Excerpts from a layout annotation set:
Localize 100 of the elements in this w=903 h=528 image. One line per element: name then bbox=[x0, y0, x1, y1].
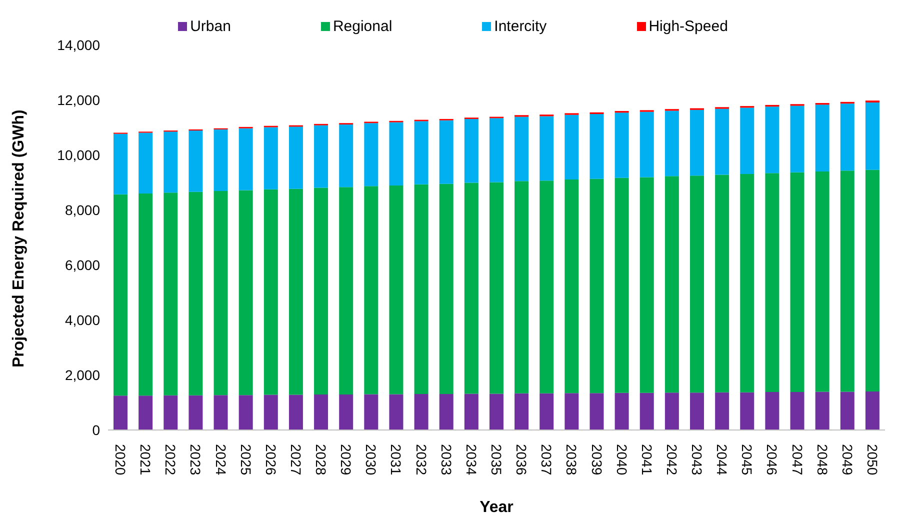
bar bbox=[564, 179, 579, 394]
bar bbox=[514, 393, 529, 430]
bar bbox=[540, 180, 554, 394]
x-tick-label: 2029 bbox=[338, 444, 354, 476]
x-tick-label: 2030 bbox=[363, 444, 380, 476]
bar bbox=[464, 118, 478, 183]
bar bbox=[339, 187, 354, 395]
bar bbox=[364, 186, 378, 394]
x-tick-label: 2031 bbox=[388, 444, 404, 476]
bar bbox=[640, 177, 654, 393]
bar bbox=[314, 125, 328, 188]
bar bbox=[765, 106, 780, 174]
bar bbox=[339, 124, 354, 188]
bar bbox=[264, 127, 278, 190]
bar bbox=[514, 181, 529, 394]
x-tick-label: 2025 bbox=[238, 444, 254, 476]
y-tick-label: 12,000 bbox=[57, 92, 100, 108]
bar bbox=[715, 174, 730, 392]
bar bbox=[114, 134, 128, 194]
x-tick-label: 2050 bbox=[864, 444, 880, 476]
x-axis-title: Year bbox=[480, 499, 514, 516]
bar bbox=[238, 128, 253, 190]
bar bbox=[514, 116, 529, 182]
bar bbox=[238, 190, 253, 396]
x-tick-label: 2045 bbox=[739, 444, 756, 476]
bar bbox=[740, 108, 754, 174]
bar bbox=[564, 114, 579, 180]
bar bbox=[439, 394, 454, 430]
y-axis-title: Projected Energy Required (GWh) bbox=[10, 110, 28, 368]
bar bbox=[214, 191, 228, 396]
bar bbox=[740, 392, 754, 430]
bar bbox=[664, 110, 679, 176]
bar bbox=[264, 394, 278, 430]
bar bbox=[489, 182, 504, 394]
bar bbox=[314, 188, 328, 395]
bar bbox=[264, 189, 278, 395]
bar bbox=[364, 394, 378, 430]
bar bbox=[614, 112, 629, 178]
x-tick-label: 2024 bbox=[212, 444, 229, 476]
bar bbox=[840, 104, 854, 171]
bar bbox=[740, 174, 754, 392]
bar bbox=[865, 102, 880, 170]
bar bbox=[414, 121, 428, 184]
x-tick-label: 2039 bbox=[588, 444, 605, 476]
y-tick-label: 14,000 bbox=[57, 36, 100, 53]
bar bbox=[590, 393, 604, 430]
y-tick-label: 6,000 bbox=[64, 256, 100, 273]
bar bbox=[489, 394, 504, 430]
bar bbox=[590, 114, 604, 179]
bar bbox=[614, 178, 629, 393]
x-tick-label: 2042 bbox=[664, 444, 680, 476]
bar bbox=[664, 176, 679, 393]
bar bbox=[214, 129, 228, 192]
bar bbox=[840, 392, 854, 430]
x-tick-label: 2047 bbox=[789, 444, 806, 476]
bar bbox=[865, 170, 880, 392]
bar bbox=[715, 108, 730, 175]
bar bbox=[790, 392, 804, 430]
bar bbox=[790, 172, 804, 392]
y-tick-label: 2,000 bbox=[64, 366, 100, 383]
bar bbox=[690, 176, 704, 393]
bar bbox=[464, 182, 478, 394]
legend-label: High-Speed bbox=[648, 18, 728, 35]
x-tick-label: 2026 bbox=[262, 444, 279, 476]
legend-label: Regional bbox=[332, 18, 392, 35]
bar bbox=[590, 178, 604, 394]
bar bbox=[640, 392, 654, 430]
legend-label: Intercity bbox=[494, 18, 547, 35]
bar bbox=[489, 118, 504, 182]
y-tick-label: 8,000 bbox=[64, 202, 100, 218]
bar bbox=[314, 394, 328, 430]
x-tick-label: 2027 bbox=[288, 444, 304, 476]
bar bbox=[790, 106, 804, 172]
bar bbox=[840, 170, 854, 392]
x-tick-label: 2023 bbox=[188, 444, 204, 476]
x-tick-label: 2022 bbox=[162, 444, 179, 476]
x-tick-label: 2040 bbox=[614, 444, 630, 476]
x-tick-label: 2032 bbox=[413, 444, 430, 476]
bar bbox=[540, 393, 554, 430]
bar bbox=[414, 184, 428, 394]
bar bbox=[464, 394, 478, 430]
bar bbox=[138, 396, 153, 430]
x-tick-label: 2046 bbox=[764, 444, 780, 476]
bar bbox=[364, 123, 378, 186]
x-tick-label: 2021 bbox=[138, 444, 154, 476]
bar bbox=[439, 120, 454, 184]
y-tick-label: 0 bbox=[92, 422, 100, 438]
x-tick-label: 2041 bbox=[638, 444, 655, 476]
x-tick-label: 2035 bbox=[488, 444, 504, 476]
bar bbox=[865, 392, 880, 430]
bar bbox=[339, 394, 354, 430]
x-tick-label: 2044 bbox=[714, 444, 730, 476]
bar bbox=[815, 104, 830, 172]
bar bbox=[690, 110, 704, 176]
bar bbox=[540, 116, 554, 181]
bar bbox=[138, 132, 153, 194]
x-tick-label: 2036 bbox=[514, 444, 530, 476]
bar bbox=[188, 395, 203, 430]
bar bbox=[389, 186, 404, 394]
x-tick-label: 2033 bbox=[438, 444, 454, 476]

:: What you are asked to do ::
Reproduce every line of the entries above verbatim, omitting the pictures.

:: Answer to this problem ::
Localize 100 of the elements in this w=903 h=528 image. One line per element: name then bbox=[x0, y0, x1, y1].
bar bbox=[564, 179, 579, 394]
bar bbox=[514, 393, 529, 430]
bar bbox=[540, 180, 554, 394]
x-tick-label: 2029 bbox=[338, 444, 354, 476]
x-tick-label: 2030 bbox=[363, 444, 380, 476]
bar bbox=[464, 118, 478, 183]
bar bbox=[339, 187, 354, 395]
bar bbox=[364, 186, 378, 394]
x-tick-label: 2031 bbox=[388, 444, 404, 476]
bar bbox=[640, 177, 654, 393]
bar bbox=[314, 125, 328, 188]
bar bbox=[765, 106, 780, 174]
bar bbox=[339, 124, 354, 188]
bar bbox=[264, 127, 278, 190]
bar bbox=[514, 181, 529, 394]
x-tick-label: 2025 bbox=[238, 444, 254, 476]
y-tick-label: 12,000 bbox=[57, 92, 100, 108]
bar bbox=[715, 174, 730, 392]
bar bbox=[114, 134, 128, 194]
x-tick-label: 2050 bbox=[864, 444, 880, 476]
x-axis-title: Year bbox=[480, 499, 514, 516]
bar bbox=[238, 128, 253, 190]
bar bbox=[514, 116, 529, 182]
bar bbox=[238, 190, 253, 396]
x-tick-label: 2045 bbox=[739, 444, 756, 476]
bar bbox=[740, 108, 754, 174]
bar bbox=[564, 114, 579, 180]
bar bbox=[439, 394, 454, 430]
y-axis-title: Projected Energy Required (GWh) bbox=[10, 110, 28, 368]
bar bbox=[214, 191, 228, 396]
bar bbox=[740, 392, 754, 430]
bar bbox=[664, 110, 679, 176]
bar bbox=[264, 394, 278, 430]
bar bbox=[489, 182, 504, 394]
bar bbox=[314, 188, 328, 395]
bar bbox=[264, 189, 278, 395]
bar bbox=[364, 394, 378, 430]
bar bbox=[614, 112, 629, 178]
x-tick-label: 2024 bbox=[212, 444, 229, 476]
bar bbox=[840, 104, 854, 171]
bar bbox=[740, 174, 754, 392]
bar bbox=[865, 102, 880, 170]
bar bbox=[414, 121, 428, 184]
x-tick-label: 2039 bbox=[588, 444, 605, 476]
y-tick-label: 14,000 bbox=[57, 36, 100, 53]
bar bbox=[590, 393, 604, 430]
y-tick-label: 6,000 bbox=[64, 256, 100, 273]
bar bbox=[489, 394, 504, 430]
bar bbox=[590, 114, 604, 179]
bar bbox=[614, 178, 629, 393]
x-tick-label: 2042 bbox=[664, 444, 680, 476]
bar bbox=[664, 176, 679, 393]
bar bbox=[214, 129, 228, 192]
bar bbox=[840, 392, 854, 430]
x-tick-label: 2047 bbox=[789, 444, 806, 476]
bar bbox=[865, 170, 880, 392]
bar bbox=[715, 108, 730, 175]
bar bbox=[790, 392, 804, 430]
bar bbox=[790, 172, 804, 392]
y-tick-label: 2,000 bbox=[64, 366, 100, 383]
bar bbox=[690, 176, 704, 393]
bar bbox=[464, 182, 478, 394]
legend-label: High-Speed bbox=[648, 18, 728, 35]
x-tick-label: 2026 bbox=[262, 444, 279, 476]
legend-label: Regional bbox=[332, 18, 392, 35]
bar bbox=[590, 178, 604, 394]
bar bbox=[640, 392, 654, 430]
legend-label: Intercity bbox=[494, 18, 547, 35]
bar bbox=[489, 118, 504, 182]
y-tick-label: 8,000 bbox=[64, 202, 100, 218]
bar bbox=[314, 394, 328, 430]
x-tick-label: 2027 bbox=[288, 444, 304, 476]
bar bbox=[790, 106, 804, 172]
bar bbox=[840, 170, 854, 392]
x-tick-label: 2023 bbox=[188, 444, 204, 476]
x-tick-label: 2022 bbox=[162, 444, 179, 476]
x-tick-label: 2040 bbox=[614, 444, 630, 476]
x-tick-label: 2032 bbox=[413, 444, 430, 476]
bar bbox=[540, 393, 554, 430]
bar bbox=[414, 184, 428, 394]
bar bbox=[464, 394, 478, 430]
bar bbox=[138, 396, 153, 430]
x-tick-label: 2046 bbox=[764, 444, 780, 476]
bar bbox=[364, 123, 378, 186]
x-tick-label: 2021 bbox=[138, 444, 154, 476]
bar bbox=[439, 120, 454, 184]
y-tick-label: 0 bbox=[92, 422, 100, 438]
x-tick-label: 2041 bbox=[638, 444, 655, 476]
x-tick-label: 2035 bbox=[488, 444, 504, 476]
bar bbox=[865, 392, 880, 430]
bar bbox=[339, 394, 354, 430]
x-tick-label: 2044 bbox=[714, 444, 730, 476]
bar bbox=[815, 104, 830, 172]
bar bbox=[690, 110, 704, 176]
bar bbox=[540, 116, 554, 181]
bar bbox=[138, 132, 153, 194]
x-tick-label: 2036 bbox=[514, 444, 530, 476]
bar bbox=[188, 395, 203, 430]
bar bbox=[389, 186, 404, 394]
x-tick-label: 2033 bbox=[438, 444, 454, 476]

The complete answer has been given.